THE RECORDS:
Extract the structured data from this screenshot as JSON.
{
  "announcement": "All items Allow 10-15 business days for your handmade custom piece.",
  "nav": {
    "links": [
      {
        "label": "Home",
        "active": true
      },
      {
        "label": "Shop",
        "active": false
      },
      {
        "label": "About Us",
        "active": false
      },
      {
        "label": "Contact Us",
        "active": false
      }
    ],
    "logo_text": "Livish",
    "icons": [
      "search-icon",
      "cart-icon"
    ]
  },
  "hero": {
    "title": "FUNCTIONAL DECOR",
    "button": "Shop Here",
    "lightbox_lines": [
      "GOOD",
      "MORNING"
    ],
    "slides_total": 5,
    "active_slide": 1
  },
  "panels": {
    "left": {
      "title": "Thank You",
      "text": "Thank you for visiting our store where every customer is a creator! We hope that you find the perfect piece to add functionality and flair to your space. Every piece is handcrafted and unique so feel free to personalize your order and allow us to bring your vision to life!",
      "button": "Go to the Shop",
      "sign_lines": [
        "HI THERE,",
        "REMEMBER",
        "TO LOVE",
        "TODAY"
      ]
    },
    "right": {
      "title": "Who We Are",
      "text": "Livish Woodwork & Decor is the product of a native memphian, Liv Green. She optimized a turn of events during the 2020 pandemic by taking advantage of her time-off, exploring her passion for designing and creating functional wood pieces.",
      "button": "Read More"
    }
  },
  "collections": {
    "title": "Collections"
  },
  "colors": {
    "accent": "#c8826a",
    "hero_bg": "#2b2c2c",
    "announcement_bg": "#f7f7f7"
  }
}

REQUIRED TASK: Your task is to reproduce the whole listing exactly.

FINAL RESULT:
Extract the structured data from this screenshot as JSON.
{
  "announcement": "All items Allow 10-15 business days for your handmade custom piece.",
  "nav": {
    "links": [
      {
        "label": "Home",
        "active": true
      },
      {
        "label": "Shop",
        "active": false
      },
      {
        "label": "About Us",
        "active": false
      },
      {
        "label": "Contact Us",
        "active": false
      }
    ],
    "logo_text": "Livish",
    "icons": [
      "search-icon",
      "cart-icon"
    ]
  },
  "hero": {
    "title": "FUNCTIONAL DECOR",
    "button": "Shop Here",
    "lightbox_lines": [
      "GOOD",
      "MORNING"
    ],
    "slides_total": 5,
    "active_slide": 1
  },
  "panels": {
    "left": {
      "title": "Thank You",
      "text": "Thank you for visiting our store where every customer is a creator! We hope that you find the perfect piece to add functionality and flair to your space. Every piece is handcrafted and unique so feel free to personalize your order and allow us to bring your vision to life!",
      "button": "Go to the Shop",
      "sign_lines": [
        "HI THERE,",
        "REMEMBER",
        "TO LOVE",
        "TODAY"
      ]
    },
    "right": {
      "title": "Who We Are",
      "text": "Livish Woodwork & Decor is the product of a native memphian, Liv Green. She optimized a turn of events during the 2020 pandemic by taking advantage of her time-off, exploring her passion for designing and creating functional wood pieces.",
      "button": "Read More"
    }
  },
  "collections": {
    "title": "Collections"
  },
  "colors": {
    "accent": "#c8826a",
    "hero_bg": "#2b2c2c",
    "announcement_bg": "#f7f7f7"
  }
}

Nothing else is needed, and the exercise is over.